── ITEMS

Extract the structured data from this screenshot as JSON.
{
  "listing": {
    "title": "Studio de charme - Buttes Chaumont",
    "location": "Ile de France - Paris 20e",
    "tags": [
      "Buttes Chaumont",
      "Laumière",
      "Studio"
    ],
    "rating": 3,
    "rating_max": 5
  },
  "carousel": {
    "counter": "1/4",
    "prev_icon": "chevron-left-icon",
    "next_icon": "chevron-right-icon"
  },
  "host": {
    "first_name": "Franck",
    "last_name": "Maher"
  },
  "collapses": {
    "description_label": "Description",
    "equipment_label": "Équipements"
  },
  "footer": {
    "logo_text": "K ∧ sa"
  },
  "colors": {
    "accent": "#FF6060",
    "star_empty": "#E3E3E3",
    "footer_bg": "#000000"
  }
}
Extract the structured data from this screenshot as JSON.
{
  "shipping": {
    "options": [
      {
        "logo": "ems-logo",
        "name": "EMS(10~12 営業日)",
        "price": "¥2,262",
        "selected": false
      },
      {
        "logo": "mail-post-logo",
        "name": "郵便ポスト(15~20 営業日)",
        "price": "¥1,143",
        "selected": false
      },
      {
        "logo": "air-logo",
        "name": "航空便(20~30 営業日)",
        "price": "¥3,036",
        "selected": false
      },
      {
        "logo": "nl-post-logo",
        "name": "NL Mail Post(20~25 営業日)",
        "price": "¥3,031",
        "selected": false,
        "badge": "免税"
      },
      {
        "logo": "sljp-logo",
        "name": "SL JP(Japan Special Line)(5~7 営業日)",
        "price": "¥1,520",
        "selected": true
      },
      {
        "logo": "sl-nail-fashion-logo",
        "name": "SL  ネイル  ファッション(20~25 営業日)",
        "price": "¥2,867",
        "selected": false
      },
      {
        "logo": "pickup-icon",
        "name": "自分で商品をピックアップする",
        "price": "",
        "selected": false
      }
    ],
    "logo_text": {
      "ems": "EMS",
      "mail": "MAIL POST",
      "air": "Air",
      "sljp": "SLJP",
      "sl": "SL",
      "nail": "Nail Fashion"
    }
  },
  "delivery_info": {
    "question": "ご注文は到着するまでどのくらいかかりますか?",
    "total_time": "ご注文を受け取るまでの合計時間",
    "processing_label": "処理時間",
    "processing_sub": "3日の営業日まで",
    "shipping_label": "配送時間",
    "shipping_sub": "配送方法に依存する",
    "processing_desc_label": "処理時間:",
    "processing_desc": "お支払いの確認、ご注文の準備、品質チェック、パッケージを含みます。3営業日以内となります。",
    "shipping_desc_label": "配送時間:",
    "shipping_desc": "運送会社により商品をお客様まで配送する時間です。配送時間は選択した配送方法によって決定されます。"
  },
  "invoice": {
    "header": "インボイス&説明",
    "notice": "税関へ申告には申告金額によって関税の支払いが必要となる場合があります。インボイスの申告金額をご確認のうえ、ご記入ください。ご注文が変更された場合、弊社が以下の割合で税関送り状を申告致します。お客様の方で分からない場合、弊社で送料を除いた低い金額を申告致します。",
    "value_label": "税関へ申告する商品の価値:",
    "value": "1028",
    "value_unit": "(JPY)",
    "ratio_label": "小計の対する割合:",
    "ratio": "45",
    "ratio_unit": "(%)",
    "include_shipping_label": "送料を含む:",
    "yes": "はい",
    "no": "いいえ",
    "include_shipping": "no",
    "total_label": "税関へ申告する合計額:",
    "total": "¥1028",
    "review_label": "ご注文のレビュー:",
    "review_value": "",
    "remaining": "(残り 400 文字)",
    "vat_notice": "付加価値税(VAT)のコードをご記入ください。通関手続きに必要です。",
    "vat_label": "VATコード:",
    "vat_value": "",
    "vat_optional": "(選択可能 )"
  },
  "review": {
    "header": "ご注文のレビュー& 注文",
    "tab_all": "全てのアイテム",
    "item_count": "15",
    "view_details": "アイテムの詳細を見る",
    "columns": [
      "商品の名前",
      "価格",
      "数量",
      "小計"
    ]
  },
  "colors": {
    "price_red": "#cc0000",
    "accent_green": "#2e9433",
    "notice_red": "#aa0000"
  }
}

────

Repeat all the entries exactly as given.

- [SOLUTION TO THE PROBLEM]:
Extract the structured data from this screenshot as JSON.
{
  "listing": {
    "title": "Studio de charme - Buttes Chaumont",
    "location": "Ile de France - Paris 20e",
    "tags": [
      "Buttes Chaumont",
      "Laumière",
      "Studio"
    ],
    "rating": 3,
    "rating_max": 5
  },
  "carousel": {
    "counter": "1/4",
    "prev_icon": "chevron-left-icon",
    "next_icon": "chevron-right-icon"
  },
  "host": {
    "first_name": "Franck",
    "last_name": "Maher"
  },
  "collapses": {
    "description_label": "Description",
    "equipment_label": "Équipements"
  },
  "footer": {
    "logo_text": "K ∧ sa"
  },
  "colors": {
    "accent": "#FF6060",
    "star_empty": "#E3E3E3",
    "footer_bg": "#000000"
  }
}
Extract the structured data from this screenshot as JSON.
{
  "shipping": {
    "options": [
      {
        "logo": "ems-logo",
        "name": "EMS(10~12 営業日)",
        "price": "¥2,262",
        "selected": false
      },
      {
        "logo": "mail-post-logo",
        "name": "郵便ポスト(15~20 営業日)",
        "price": "¥1,143",
        "selected": false
      },
      {
        "logo": "air-logo",
        "name": "航空便(20~30 営業日)",
        "price": "¥3,036",
        "selected": false
      },
      {
        "logo": "nl-post-logo",
        "name": "NL Mail Post(20~25 営業日)",
        "price": "¥3,031",
        "selected": false,
        "badge": "免税"
      },
      {
        "logo": "sljp-logo",
        "name": "SL JP(Japan Special Line)(5~7 営業日)",
        "price": "¥1,520",
        "selected": true
      },
      {
        "logo": "sl-nail-fashion-logo",
        "name": "SL  ネイル  ファッション(20~25 営業日)",
        "price": "¥2,867",
        "selected": false
      },
      {
        "logo": "pickup-icon",
        "name": "自分で商品をピックアップする",
        "price": "",
        "selected": false
      }
    ],
    "logo_text": {
      "ems": "EMS",
      "mail": "MAIL POST",
      "air": "Air",
      "sljp": "SLJP",
      "sl": "SL",
      "nail": "Nail Fashion"
    }
  },
  "delivery_info": {
    "question": "ご注文は到着するまでどのくらいかかりますか?",
    "total_time": "ご注文を受け取るまでの合計時間",
    "processing_label": "処理時間",
    "processing_sub": "3日の営業日まで",
    "shipping_label": "配送時間",
    "shipping_sub": "配送方法に依存する",
    "processing_desc_label": "処理時間:",
    "processing_desc": "お支払いの確認、ご注文の準備、品質チェック、パッケージを含みます。3営業日以内となります。",
    "shipping_desc_label": "配送時間:",
    "shipping_desc": "運送会社により商品をお客様まで配送する時間です。配送時間は選択した配送方法によって決定されます。"
  },
  "invoice": {
    "header": "インボイス&説明",
    "notice": "税関へ申告には申告金額によって関税の支払いが必要となる場合があります。インボイスの申告金額をご確認のうえ、ご記入ください。ご注文が変更された場合、弊社が以下の割合で税関送り状を申告致します。お客様の方で分からない場合、弊社で送料を除いた低い金額を申告致します。",
    "value_label": "税関へ申告する商品の価値:",
    "value": "1028",
    "value_unit": "(JPY)",
    "ratio_label": "小計の対する割合:",
    "ratio": "45",
    "ratio_unit": "(%)",
    "include_shipping_label": "送料を含む:",
    "yes": "はい",
    "no": "いいえ",
    "include_shipping": "no",
    "total_label": "税関へ申告する合計額:",
    "total": "¥1028",
    "review_label": "ご注文のレビュー:",
    "review_value": "",
    "remaining": "(残り 400 文字)",
    "vat_notice": "付加価値税(VAT)のコードをご記入ください。通関手続きに必要です。",
    "vat_label": "VATコード:",
    "vat_value": "",
    "vat_optional": "(選択可能 )"
  },
  "review": {
    "header": "ご注文のレビュー& 注文",
    "tab_all": "全てのアイテム",
    "item_count": "15",
    "view_details": "アイテムの詳細を見る",
    "columns": [
      "商品の名前",
      "価格",
      "数量",
      "小計"
    ]
  },
  "colors": {
    "price_red": "#cc0000",
    "accent_green": "#2e9433",
    "notice_red": "#aa0000"
  }
}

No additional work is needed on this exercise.